Requirements —
Every entry must be copied word for word.
---------- Dataset content ----------
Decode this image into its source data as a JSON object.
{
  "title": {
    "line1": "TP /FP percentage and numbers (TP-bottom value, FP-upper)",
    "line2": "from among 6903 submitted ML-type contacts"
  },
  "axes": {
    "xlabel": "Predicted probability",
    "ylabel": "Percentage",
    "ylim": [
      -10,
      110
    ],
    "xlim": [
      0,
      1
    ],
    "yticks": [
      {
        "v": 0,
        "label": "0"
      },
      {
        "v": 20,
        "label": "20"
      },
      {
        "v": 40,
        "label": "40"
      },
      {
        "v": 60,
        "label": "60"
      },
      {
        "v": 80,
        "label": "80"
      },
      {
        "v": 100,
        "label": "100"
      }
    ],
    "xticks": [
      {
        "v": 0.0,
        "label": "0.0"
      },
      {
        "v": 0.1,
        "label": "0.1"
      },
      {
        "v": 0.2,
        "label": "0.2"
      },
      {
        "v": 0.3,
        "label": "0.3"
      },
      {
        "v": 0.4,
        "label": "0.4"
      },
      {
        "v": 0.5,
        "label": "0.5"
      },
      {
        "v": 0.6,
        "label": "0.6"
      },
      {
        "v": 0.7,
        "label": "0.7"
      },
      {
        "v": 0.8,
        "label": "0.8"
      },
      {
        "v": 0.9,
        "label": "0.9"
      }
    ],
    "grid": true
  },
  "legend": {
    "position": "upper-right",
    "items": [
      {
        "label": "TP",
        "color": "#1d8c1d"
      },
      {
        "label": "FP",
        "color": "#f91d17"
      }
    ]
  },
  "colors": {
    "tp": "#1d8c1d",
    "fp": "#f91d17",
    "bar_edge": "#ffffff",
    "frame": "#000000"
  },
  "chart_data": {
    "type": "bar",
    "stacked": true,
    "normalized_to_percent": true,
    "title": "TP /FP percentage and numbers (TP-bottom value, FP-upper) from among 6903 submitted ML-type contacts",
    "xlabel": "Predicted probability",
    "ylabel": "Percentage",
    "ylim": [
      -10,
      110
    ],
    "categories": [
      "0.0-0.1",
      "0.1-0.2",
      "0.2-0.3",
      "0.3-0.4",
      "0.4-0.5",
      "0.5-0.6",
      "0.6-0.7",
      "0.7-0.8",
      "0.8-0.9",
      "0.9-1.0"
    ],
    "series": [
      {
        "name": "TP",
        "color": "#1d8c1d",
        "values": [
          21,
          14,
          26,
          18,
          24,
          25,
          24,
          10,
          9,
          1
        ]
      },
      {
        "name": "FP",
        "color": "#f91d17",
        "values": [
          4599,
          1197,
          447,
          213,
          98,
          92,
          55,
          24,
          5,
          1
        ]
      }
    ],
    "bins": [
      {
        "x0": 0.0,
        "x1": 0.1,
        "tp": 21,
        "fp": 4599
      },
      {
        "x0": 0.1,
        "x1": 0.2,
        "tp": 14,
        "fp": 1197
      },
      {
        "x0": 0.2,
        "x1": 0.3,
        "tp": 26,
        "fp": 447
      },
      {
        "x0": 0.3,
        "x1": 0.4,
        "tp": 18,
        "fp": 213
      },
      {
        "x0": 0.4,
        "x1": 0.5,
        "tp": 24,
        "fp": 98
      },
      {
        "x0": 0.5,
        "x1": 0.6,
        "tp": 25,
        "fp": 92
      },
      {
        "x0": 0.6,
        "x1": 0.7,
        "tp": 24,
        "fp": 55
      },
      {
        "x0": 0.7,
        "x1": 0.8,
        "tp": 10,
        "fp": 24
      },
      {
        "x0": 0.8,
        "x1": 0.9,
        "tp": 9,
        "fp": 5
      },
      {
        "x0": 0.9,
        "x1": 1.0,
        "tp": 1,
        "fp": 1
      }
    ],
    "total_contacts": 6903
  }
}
----------
Answer to this task —
Decode this image into its source data as a JSON object.
{
  "title": {
    "line1": "TP /FP percentage and numbers (TP-bottom value, FP-upper)",
    "line2": "from among 6903 submitted ML-type contacts"
  },
  "axes": {
    "xlabel": "Predicted probability",
    "ylabel": "Percentage",
    "ylim": [
      -10,
      110
    ],
    "xlim": [
      0,
      1
    ],
    "yticks": [
      {
        "v": 0,
        "label": "0"
      },
      {
        "v": 20,
        "label": "20"
      },
      {
        "v": 40,
        "label": "40"
      },
      {
        "v": 60,
        "label": "60"
      },
      {
        "v": 80,
        "label": "80"
      },
      {
        "v": 100,
        "label": "100"
      }
    ],
    "xticks": [
      {
        "v": 0.0,
        "label": "0.0"
      },
      {
        "v": 0.1,
        "label": "0.1"
      },
      {
        "v": 0.2,
        "label": "0.2"
      },
      {
        "v": 0.3,
        "label": "0.3"
      },
      {
        "v": 0.4,
        "label": "0.4"
      },
      {
        "v": 0.5,
        "label": "0.5"
      },
      {
        "v": 0.6,
        "label": "0.6"
      },
      {
        "v": 0.7,
        "label": "0.7"
      },
      {
        "v": 0.8,
        "label": "0.8"
      },
      {
        "v": 0.9,
        "label": "0.9"
      }
    ],
    "grid": true
  },
  "legend": {
    "position": "upper-right",
    "items": [
      {
        "label": "TP",
        "color": "#1d8c1d"
      },
      {
        "label": "FP",
        "color": "#f91d17"
      }
    ]
  },
  "colors": {
    "tp": "#1d8c1d",
    "fp": "#f91d17",
    "bar_edge": "#ffffff",
    "frame": "#000000"
  },
  "chart_data": {
    "type": "bar",
    "stacked": true,
    "normalized_to_percent": true,
    "title": "TP /FP percentage and numbers (TP-bottom value, FP-upper) from among 6903 submitted ML-type contacts",
    "xlabel": "Predicted probability",
    "ylabel": "Percentage",
    "ylim": [
      -10,
      110
    ],
    "categories": [
      "0.0-0.1",
      "0.1-0.2",
      "0.2-0.3",
      "0.3-0.4",
      "0.4-0.5",
      "0.5-0.6",
      "0.6-0.7",
      "0.7-0.8",
      "0.8-0.9",
      "0.9-1.0"
    ],
    "series": [
      {
        "name": "TP",
        "color": "#1d8c1d",
        "values": [
          21,
          14,
          26,
          18,
          24,
          25,
          24,
          10,
          9,
          1
        ]
      },
      {
        "name": "FP",
        "color": "#f91d17",
        "values": [
          4599,
          1197,
          447,
          213,
          98,
          92,
          55,
          24,
          5,
          1
        ]
      }
    ],
    "bins": [
      {
        "x0": 0.0,
        "x1": 0.1,
        "tp": 21,
        "fp": 4599
      },
      {
        "x0": 0.1,
        "x1": 0.2,
        "tp": 14,
        "fp": 1197
      },
      {
        "x0": 0.2,
        "x1": 0.3,
        "tp": 26,
        "fp": 447
      },
      {
        "x0": 0.3,
        "x1": 0.4,
        "tp": 18,
        "fp": 213
      },
      {
        "x0": 0.4,
        "x1": 0.5,
        "tp": 24,
        "fp": 98
      },
      {
        "x0": 0.5,
        "x1": 0.6,
        "tp": 25,
        "fp": 92
      },
      {
        "x0": 0.6,
        "x1": 0.7,
        "tp": 24,
        "fp": 55
      },
      {
        "x0": 0.7,
        "x1": 0.8,
        "tp": 10,
        "fp": 24
      },
      {
        "x0": 0.8,
        "x1": 0.9,
        "tp": 9,
        "fp": 5
      },
      {
        "x0": 0.9,
        "x1": 1.0,
        "tp": 1,
        "fp": 1
      }
    ],
    "total_contacts": 6903
  }
}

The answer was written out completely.